_Exercise requirements_:
Repeat every one of the records below word for word, leaving out the pictures.

_Task material_:
# # #

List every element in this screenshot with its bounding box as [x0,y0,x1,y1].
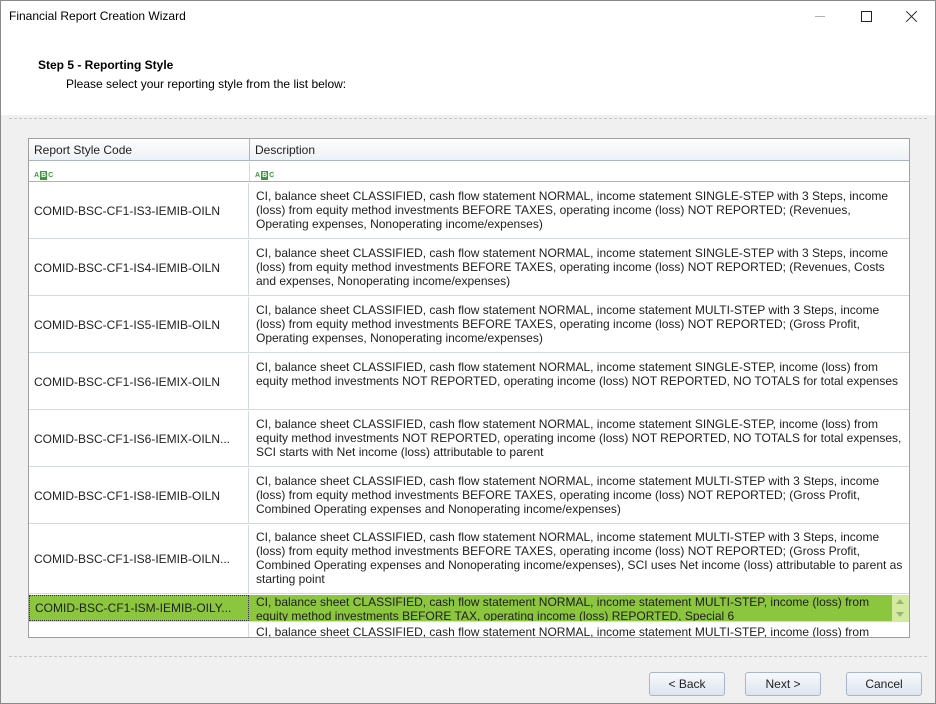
report-style-description: CI, balance sheet CLASSIFIED, cash flow … [256,303,880,345]
back-button[interactable]: < Back [649,672,725,696]
report-style-description: CI, balance sheet CLASSIFIED, cash flow … [256,246,889,288]
close-icon [906,10,918,22]
column-header-code[interactable]: Report Style Code [29,139,250,161]
table-row[interactable]: COMID-BSC-CF1-IS8-IEMIB-OILN CI, balance… [29,468,909,524]
title-bar: Financial Report Creation Wizard [1,1,935,31]
close-button[interactable] [889,1,935,31]
cancel-button[interactable]: Cancel [846,672,922,696]
wizard-header: Step 5 - Reporting Style Please select y… [1,31,935,115]
report-style-code: COMID-BSC-CF1-IS3-IEMIB-OILN [29,183,249,238]
abc-filter-icon: ABC [255,171,275,180]
report-style-description: CI, balance sheet CLASSIFIED, cash flow … [256,189,889,231]
report-style-code: COMID-BSC-CF1-IS8-IEMIB-OILN [29,468,249,523]
report-style-description: CI, balance sheet CLASSIFIED, cash flow … [256,625,870,637]
footer-divider [9,656,927,657]
table-row[interactable]: COMID-BSC-CF1-IS4-IEMIB-OILN CI, balance… [29,240,909,296]
report-style-description: CI, balance sheet CLASSIFIED, cash flow … [256,360,899,388]
table-row[interactable]: COMID-BSC-CF1-IS6-IEMIX-OILN CI, balance… [29,354,909,410]
window-title: Financial Report Creation Wizard [9,9,186,23]
filter-cell-code[interactable]: ABC [29,162,250,181]
report-style-code: COMID-BSC-CF1-IS4-IEMIB-OILN [29,240,249,295]
maximize-button[interactable] [843,1,889,31]
report-style-code: COMID-BSC-CF1-ISM-IEMIB-OILY... [29,595,249,621]
report-style-code: COMID-BSC-CF1-IS5-IEMIB-OILN [29,297,249,352]
report-style-code: COMID-BSC-CF1-IS6-IEMIX-OILN [29,354,249,409]
table-row[interactable]: COMID-BSC-CF1-IS8-IEMIB-OILN... CI, bala… [29,525,909,594]
grid-filter-row: ABC ABC [29,162,909,182]
grid-header-corner [909,139,910,161]
cell-scrollbar[interactable] [892,595,909,621]
table-row[interactable]: CI, balance sheet CLASSIFIED, cash flow … [29,623,909,637]
abc-filter-icon: ABC [34,171,54,180]
report-style-description: CI, balance sheet CLASSIFIED, cash flow … [256,417,902,459]
step-subtitle: Please select your reporting style from … [66,77,347,91]
report-style-description: CI, balance sheet CLASSIFIED, cash flow … [256,530,903,586]
header-divider [9,118,927,119]
report-style-grid[interactable]: Report Style Code Description ABC ABC CO… [28,138,910,638]
column-header-description[interactable]: Description [250,139,909,161]
report-style-code: COMID-BSC-CF1-IS6-IEMIX-OILN... [29,411,249,466]
report-style-description: CI, balance sheet CLASSIFIED, cash flow … [256,595,870,621]
scroll-down-icon[interactable] [896,612,904,617]
scroll-up-icon[interactable] [896,599,904,604]
wizard-window: Financial Report Creation Wizard Step 5 … [0,0,936,704]
table-row[interactable]: COMID-BSC-CF1-IS6-IEMIX-OILN... CI, bala… [29,411,909,467]
next-button[interactable]: Next > [745,672,821,696]
grid-body: Report Style Code Description ABC ABC CO… [29,139,909,637]
table-row[interactable]: COMID-BSC-CF1-IS3-IEMIB-OILN CI, balance… [29,183,909,239]
table-row-selected[interactable]: COMID-BSC-CF1-ISM-IEMIB-OILY... CI, bala… [29,595,909,622]
minimize-button[interactable] [797,1,843,31]
grid-header-row: Report Style Code Description [29,139,909,161]
minimize-icon [815,15,825,17]
maximize-icon [860,10,872,22]
report-style-code [29,623,249,637]
report-style-code: COMID-BSC-CF1-IS8-IEMIB-OILN... [29,525,249,593]
step-title: Step 5 - Reporting Style [38,58,174,72]
table-row[interactable]: COMID-BSC-CF1-IS5-IEMIB-OILN CI, balance… [29,297,909,353]
report-style-description: CI, balance sheet CLASSIFIED, cash flow … [256,474,880,516]
filter-cell-description[interactable]: ABC [250,162,909,181]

# # #

_Solution to the problem_:
List every element in this screenshot with its bounding box as [x0,y0,x1,y1].
report-style-description: CI, balance sheet CLASSIFIED, cash flow … [256,303,880,345]
back-button[interactable]: < Back [649,672,725,696]
report-style-description: CI, balance sheet CLASSIFIED, cash flow … [256,246,889,288]
close-icon [906,10,918,22]
column-header-code[interactable]: Report Style Code [29,139,250,161]
table-row[interactable]: COMID-BSC-CF1-IS8-IEMIB-OILN CI, balance… [29,468,909,524]
title-bar: Financial Report Creation Wizard [1,1,935,31]
close-button[interactable] [889,1,935,31]
cancel-button[interactable]: Cancel [846,672,922,696]
wizard-header: Step 5 - Reporting Style Please select y… [1,31,935,115]
report-style-code: COMID-BSC-CF1-IS3-IEMIB-OILN [29,183,249,238]
abc-filter-icon: ABC [255,171,275,180]
report-style-description: CI, balance sheet CLASSIFIED, cash flow … [256,189,889,231]
report-style-code: COMID-BSC-CF1-IS8-IEMIB-OILN [29,468,249,523]
report-style-description: CI, balance sheet CLASSIFIED, cash flow … [256,625,870,637]
footer-divider [9,656,927,657]
table-row[interactable]: COMID-BSC-CF1-IS4-IEMIB-OILN CI, balance… [29,240,909,296]
report-style-description: CI, balance sheet CLASSIFIED, cash flow … [256,360,899,388]
table-row[interactable]: COMID-BSC-CF1-IS6-IEMIX-OILN CI, balance… [29,354,909,410]
window-title: Financial Report Creation Wizard [9,9,186,23]
filter-cell-code[interactable]: ABC [29,162,250,181]
report-style-code: COMID-BSC-CF1-IS4-IEMIB-OILN [29,240,249,295]
maximize-button[interactable] [843,1,889,31]
report-style-code: COMID-BSC-CF1-ISM-IEMIB-OILY... [29,595,249,621]
report-style-code: COMID-BSC-CF1-IS5-IEMIB-OILN [29,297,249,352]
report-style-code: COMID-BSC-CF1-IS6-IEMIX-OILN [29,354,249,409]
table-row[interactable]: COMID-BSC-CF1-IS8-IEMIB-OILN... CI, bala… [29,525,909,594]
grid-filter-row: ABC ABC [29,162,909,182]
grid-header-corner [909,139,910,161]
cell-scrollbar[interactable] [892,595,909,621]
table-row[interactable]: CI, balance sheet CLASSIFIED, cash flow … [29,623,909,637]
abc-filter-icon: ABC [34,171,54,180]
report-style-description: CI, balance sheet CLASSIFIED, cash flow … [256,417,902,459]
step-subtitle: Please select your reporting style from … [66,77,347,91]
report-style-description: CI, balance sheet CLASSIFIED, cash flow … [256,530,903,586]
header-divider [9,118,927,119]
report-style-grid[interactable]: Report Style Code Description ABC ABC CO… [28,138,910,638]
column-header-description[interactable]: Description [250,139,909,161]
report-style-code: COMID-BSC-CF1-IS6-IEMIX-OILN... [29,411,249,466]
report-style-description: CI, balance sheet CLASSIFIED, cash flow … [256,595,870,621]
scroll-down-icon[interactable] [896,612,904,617]
scroll-up-icon[interactable] [896,599,904,604]
wizard-window: Financial Report Creation Wizard Step 5 … [0,0,936,704]
table-row[interactable]: COMID-BSC-CF1-IS6-IEMIX-OILN... CI, bala… [29,411,909,467]
next-button[interactable]: Next > [745,672,821,696]
grid-body: Report Style Code Description ABC ABC CO… [29,139,909,637]
table-row[interactable]: COMID-BSC-CF1-IS3-IEMIB-OILN CI, balance… [29,183,909,239]
table-row-selected[interactable]: COMID-BSC-CF1-ISM-IEMIB-OILY... CI, bala… [29,595,909,622]
minimize-button[interactable] [797,1,843,31]
grid-header-row: Report Style Code Description [29,139,909,161]
minimize-icon [815,15,825,17]
maximize-icon [860,10,872,22]
report-style-code [29,623,249,637]
report-style-code: COMID-BSC-CF1-IS8-IEMIB-OILN... [29,525,249,593]
step-title: Step 5 - Reporting Style [38,58,174,72]
table-row[interactable]: COMID-BSC-CF1-IS5-IEMIB-OILN CI, balance… [29,297,909,353]
report-style-description: CI, balance sheet CLASSIFIED, cash flow … [256,474,880,516]
filter-cell-description[interactable]: ABC [250,162,909,181]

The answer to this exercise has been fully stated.